[Work instructions] Tally the lines holding the word "passe" and state the count by itself.

[Provided records]
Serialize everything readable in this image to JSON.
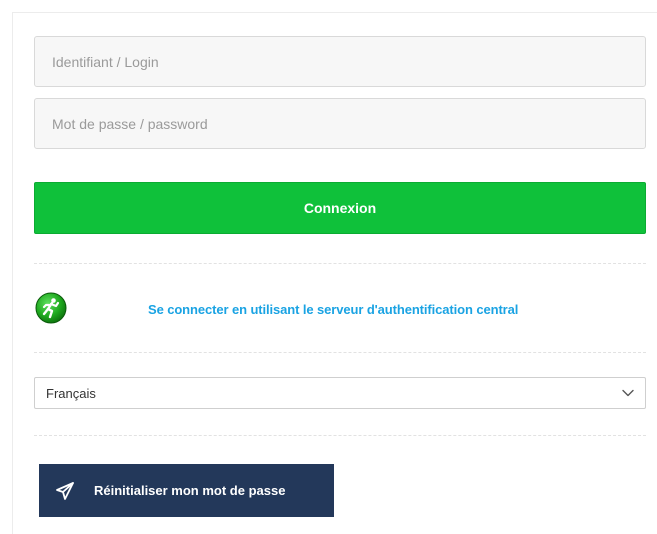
{
  "form": {
    "login_placeholder": "Identifiant / Login",
    "password_placeholder": "Mot de passe / password",
    "connect_label": "Connexion"
  },
  "cas": {
    "link_label": "Se connecter en utilisant le serveur d'authentification central",
    "icon": "running-man-icon"
  },
  "language": {
    "selected": "Français",
    "icon": "chevron-down-icon"
  },
  "reset": {
    "label": "Réinitialiser mon mot de passe",
    "icon": "paper-plane-icon"
  },
  "colors": {
    "connect_button": "#0fc13a",
    "link": "#1aa3e3",
    "reset_button": "#23385a",
    "cas_icon": "#1ea81e"
  }
}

[The response] 2